* [OBJECTIVE] Repeat each entry exactly and drop the pictures.

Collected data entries

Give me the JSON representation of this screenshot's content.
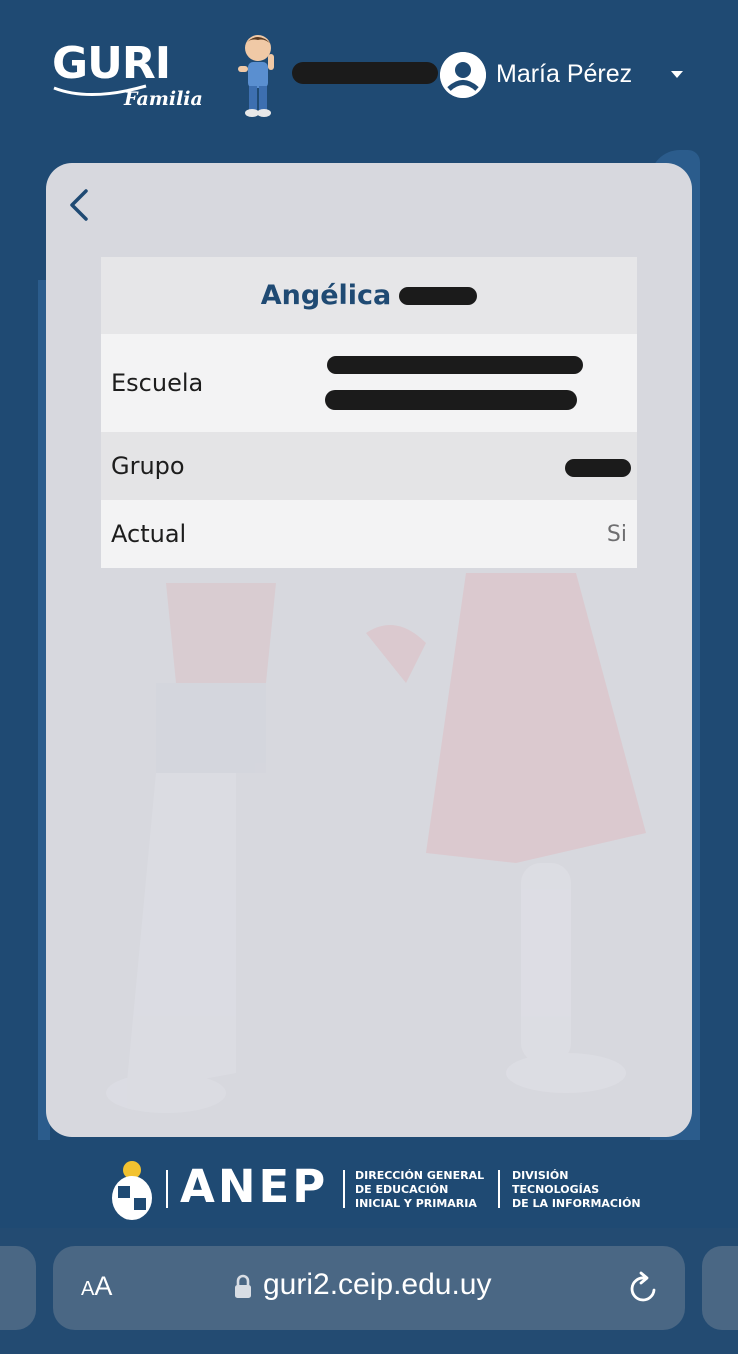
{
  "header": {
    "logo_main": "GURI",
    "logo_sub": "Familia",
    "user_name": "María Pérez",
    "icons": [
      "child-avatar-icon",
      "user-circle-icon",
      "caret-down-icon"
    ]
  },
  "card": {
    "student_name": "Angélica",
    "rows": [
      {
        "label": "Escuela",
        "value": ""
      },
      {
        "label": "Grupo",
        "value": ""
      },
      {
        "label": "Actual",
        "value": "Si"
      }
    ],
    "icons": [
      "back-chevron-icon"
    ]
  },
  "footer": {
    "brand": "ANEP",
    "direccion_lines": [
      "DIRECCIÓN GENERAL",
      "DE EDUCACIÓN",
      "INICIAL Y PRIMARIA"
    ],
    "division_lines": [
      "DIVISIÓN",
      "TECNOLOGÍAS",
      "DE LA INFORMACIÓN"
    ]
  },
  "browser": {
    "text_size_small": "A",
    "text_size_big": "A",
    "url": "guri2.ceip.edu.uy",
    "icons": [
      "lock-icon",
      "reload-icon"
    ]
  },
  "colors": {
    "background": "#1f4a73",
    "card": "#d7d8de",
    "title_text": "#1f4a73",
    "browser_pill": "#4a6784"
  }
}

* [SOLUTION FOR THIS EXERCISE]
Give me the JSON representation of this screenshot's content.
{
  "header": {
    "logo_main": "GURI",
    "logo_sub": "Familia",
    "user_name": "María Pérez",
    "icons": [
      "child-avatar-icon",
      "user-circle-icon",
      "caret-down-icon"
    ]
  },
  "card": {
    "student_name": "Angélica",
    "rows": [
      {
        "label": "Escuela",
        "value": ""
      },
      {
        "label": "Grupo",
        "value": ""
      },
      {
        "label": "Actual",
        "value": "Si"
      }
    ],
    "icons": [
      "back-chevron-icon"
    ]
  },
  "footer": {
    "brand": "ANEP",
    "direccion_lines": [
      "DIRECCIÓN GENERAL",
      "DE EDUCACIÓN",
      "INICIAL Y PRIMARIA"
    ],
    "division_lines": [
      "DIVISIÓN",
      "TECNOLOGÍAS",
      "DE LA INFORMACIÓN"
    ]
  },
  "browser": {
    "text_size_small": "A",
    "text_size_big": "A",
    "url": "guri2.ceip.edu.uy",
    "icons": [
      "lock-icon",
      "reload-icon"
    ]
  },
  "colors": {
    "background": "#1f4a73",
    "card": "#d7d8de",
    "title_text": "#1f4a73",
    "browser_pill": "#4a6784"
  }
}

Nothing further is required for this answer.